REQUEST: Search the material below for the string "Clark" and extract each line that has it.

DATASET EXCERPTS:
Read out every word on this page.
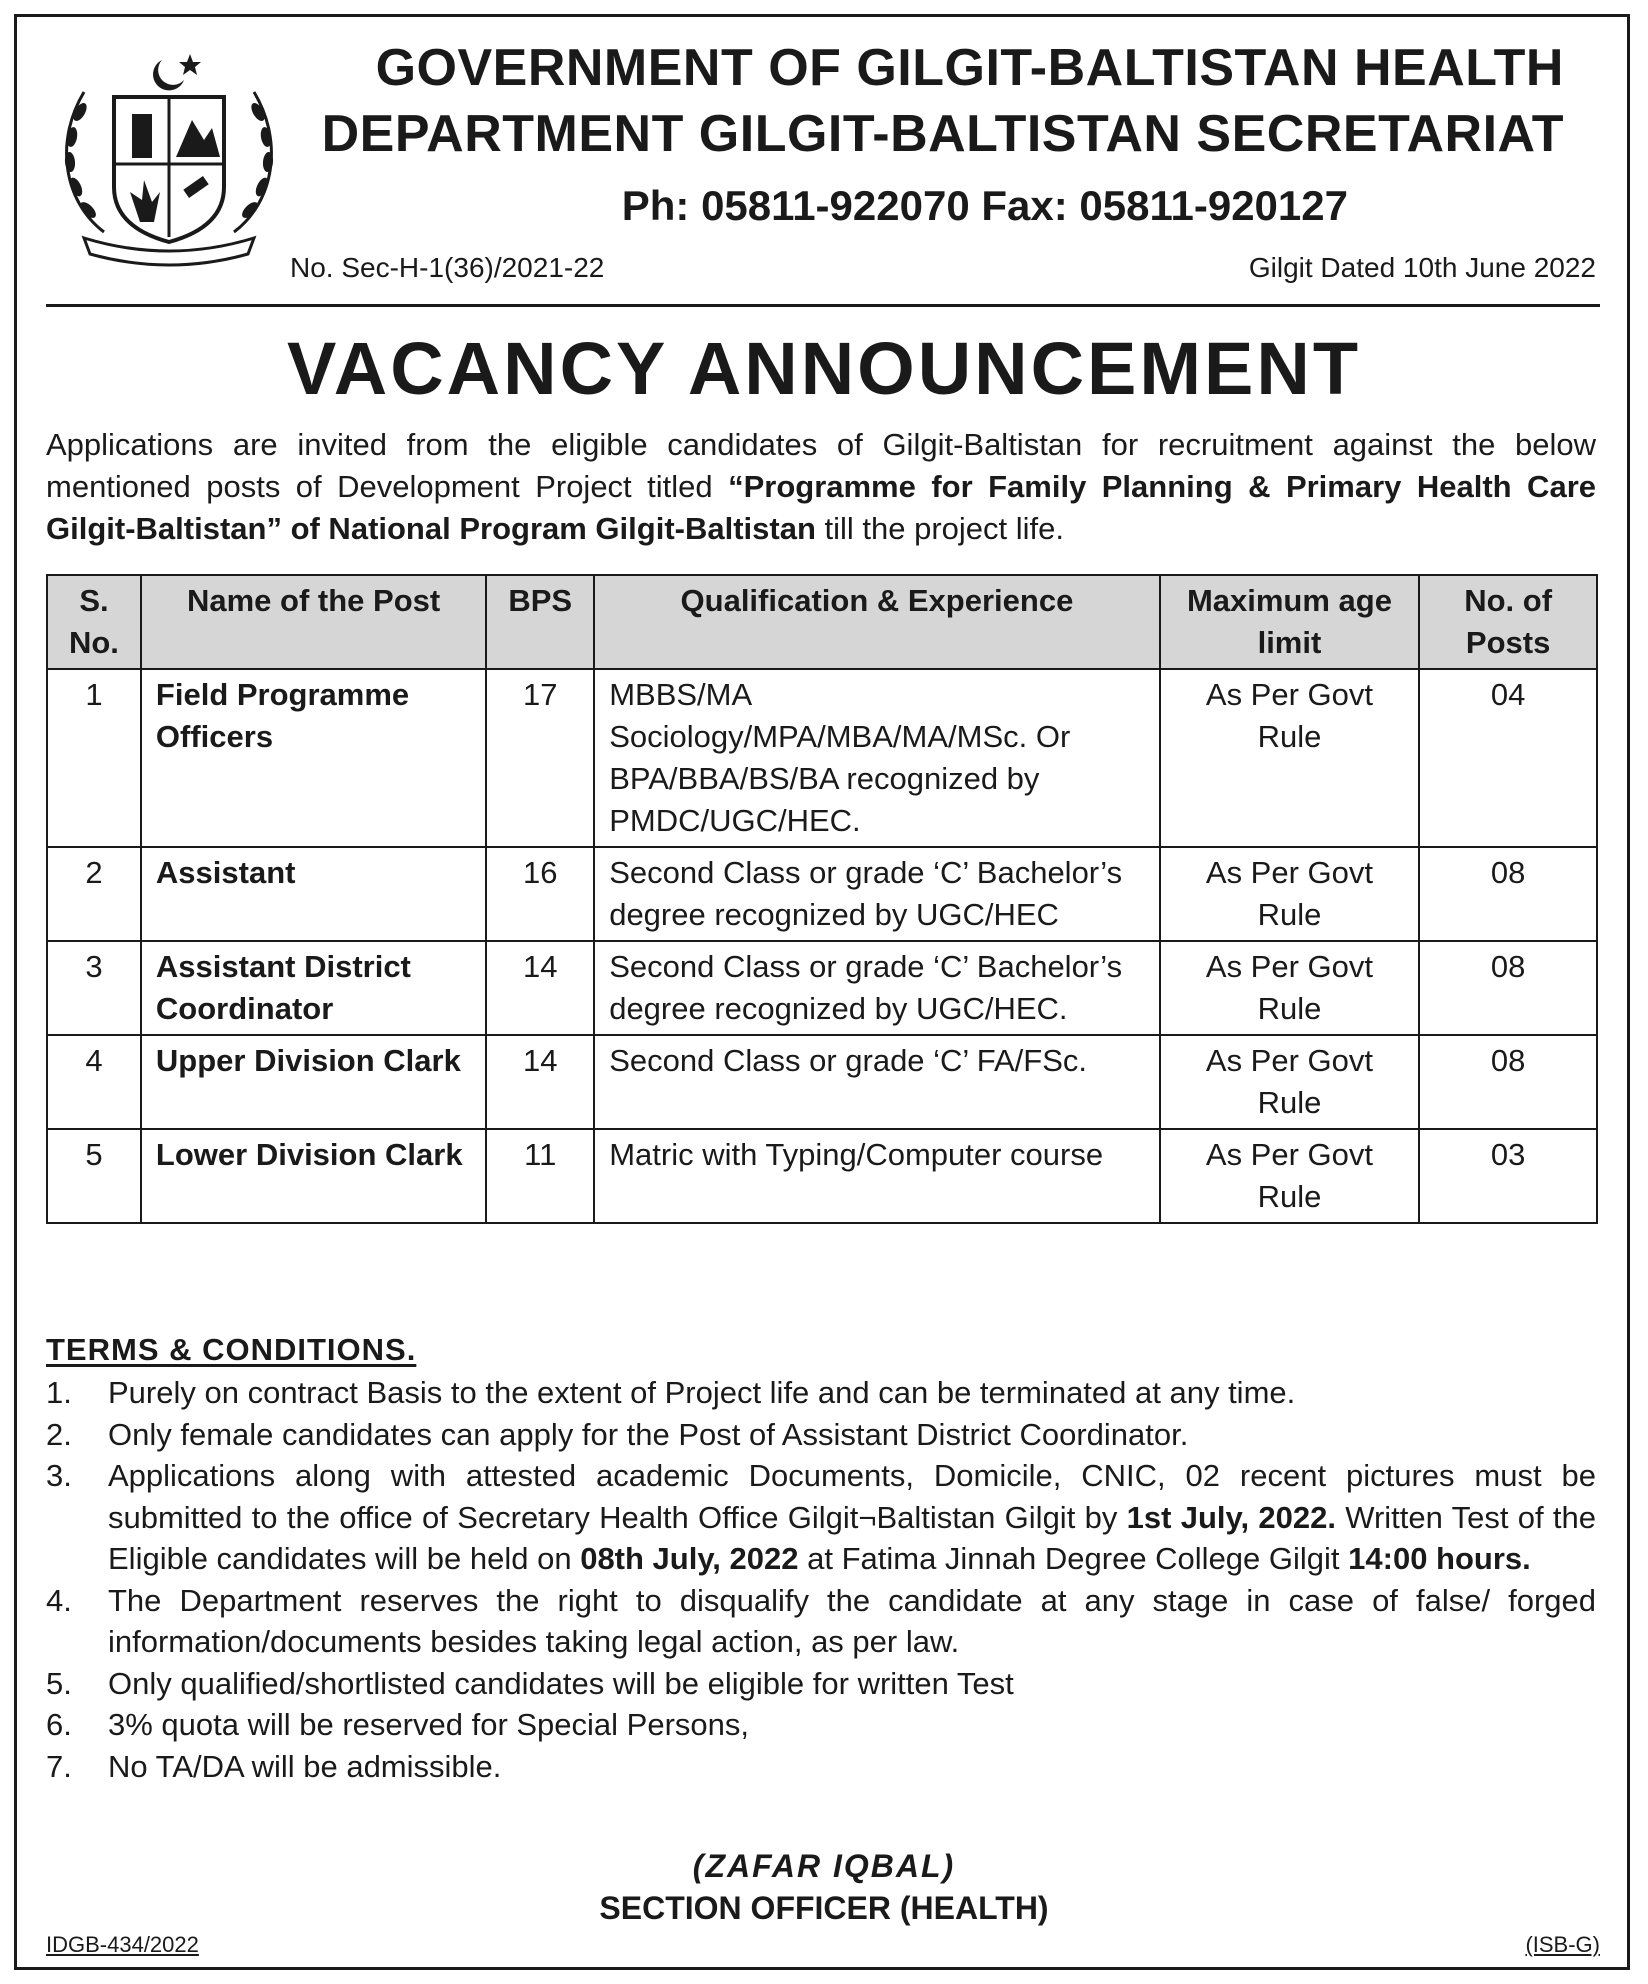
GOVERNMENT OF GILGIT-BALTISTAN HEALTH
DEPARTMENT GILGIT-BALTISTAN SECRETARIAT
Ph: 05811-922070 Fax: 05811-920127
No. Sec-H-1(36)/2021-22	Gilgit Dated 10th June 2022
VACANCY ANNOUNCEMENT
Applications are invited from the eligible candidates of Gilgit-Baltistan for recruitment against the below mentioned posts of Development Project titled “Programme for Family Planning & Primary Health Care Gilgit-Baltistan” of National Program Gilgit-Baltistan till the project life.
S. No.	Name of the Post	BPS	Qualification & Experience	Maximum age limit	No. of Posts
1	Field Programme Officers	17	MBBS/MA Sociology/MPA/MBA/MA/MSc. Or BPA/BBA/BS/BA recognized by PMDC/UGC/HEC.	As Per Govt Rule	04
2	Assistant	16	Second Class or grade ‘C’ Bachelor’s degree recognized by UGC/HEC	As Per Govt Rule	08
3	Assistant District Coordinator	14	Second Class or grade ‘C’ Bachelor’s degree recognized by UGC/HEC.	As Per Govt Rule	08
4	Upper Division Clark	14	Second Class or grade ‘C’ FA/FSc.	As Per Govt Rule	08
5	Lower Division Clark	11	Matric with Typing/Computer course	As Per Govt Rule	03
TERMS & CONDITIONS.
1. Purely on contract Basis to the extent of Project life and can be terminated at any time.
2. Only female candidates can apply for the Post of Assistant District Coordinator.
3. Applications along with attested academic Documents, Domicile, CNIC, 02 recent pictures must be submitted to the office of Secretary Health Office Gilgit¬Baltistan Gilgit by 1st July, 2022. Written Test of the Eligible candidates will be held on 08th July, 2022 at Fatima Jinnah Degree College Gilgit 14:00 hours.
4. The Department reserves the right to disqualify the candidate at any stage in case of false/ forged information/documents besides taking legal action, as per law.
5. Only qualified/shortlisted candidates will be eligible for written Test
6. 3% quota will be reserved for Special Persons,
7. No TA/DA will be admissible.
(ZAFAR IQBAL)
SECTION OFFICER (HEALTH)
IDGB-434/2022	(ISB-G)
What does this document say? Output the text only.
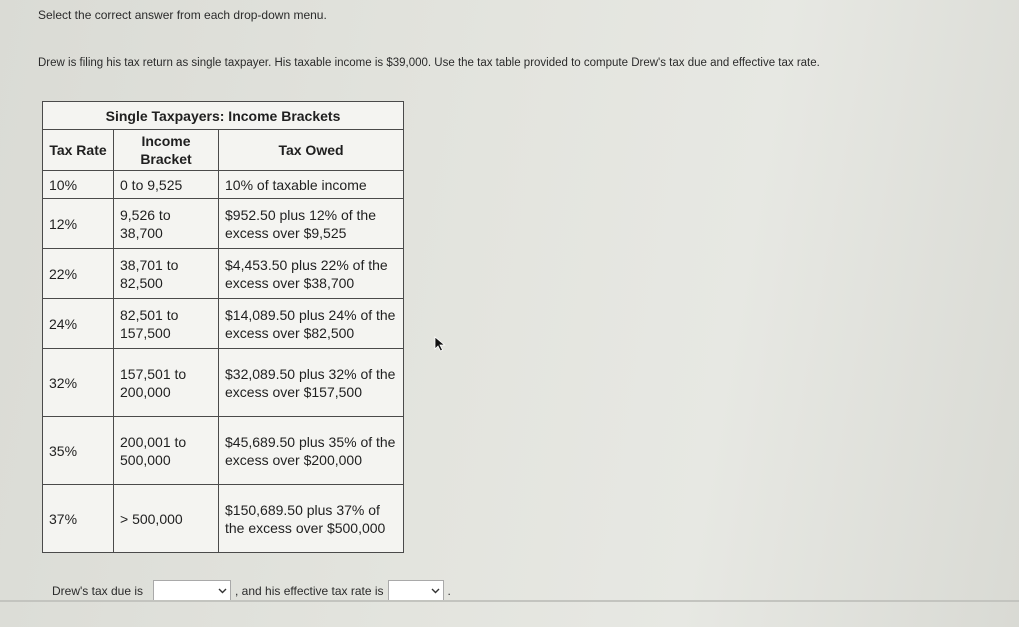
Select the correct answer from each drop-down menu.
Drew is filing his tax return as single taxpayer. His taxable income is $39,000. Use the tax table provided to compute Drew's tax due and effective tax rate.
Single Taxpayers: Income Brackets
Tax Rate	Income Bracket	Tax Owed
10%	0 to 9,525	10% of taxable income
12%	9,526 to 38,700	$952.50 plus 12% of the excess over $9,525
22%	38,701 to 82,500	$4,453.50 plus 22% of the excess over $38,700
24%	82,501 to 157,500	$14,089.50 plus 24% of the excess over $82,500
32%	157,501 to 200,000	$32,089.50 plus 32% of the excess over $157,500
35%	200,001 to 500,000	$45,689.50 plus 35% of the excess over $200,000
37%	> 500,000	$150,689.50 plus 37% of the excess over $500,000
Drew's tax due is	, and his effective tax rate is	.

SOLUTION TO THIS EXERCISE:
4	Upper Division Clark	14	Second Class or grade ‘C’ FA/FSc.	As Per Govt Rule	08
5	Lower Division Clark	11	Matric with Typing/Computer course	As Per Govt Rule	03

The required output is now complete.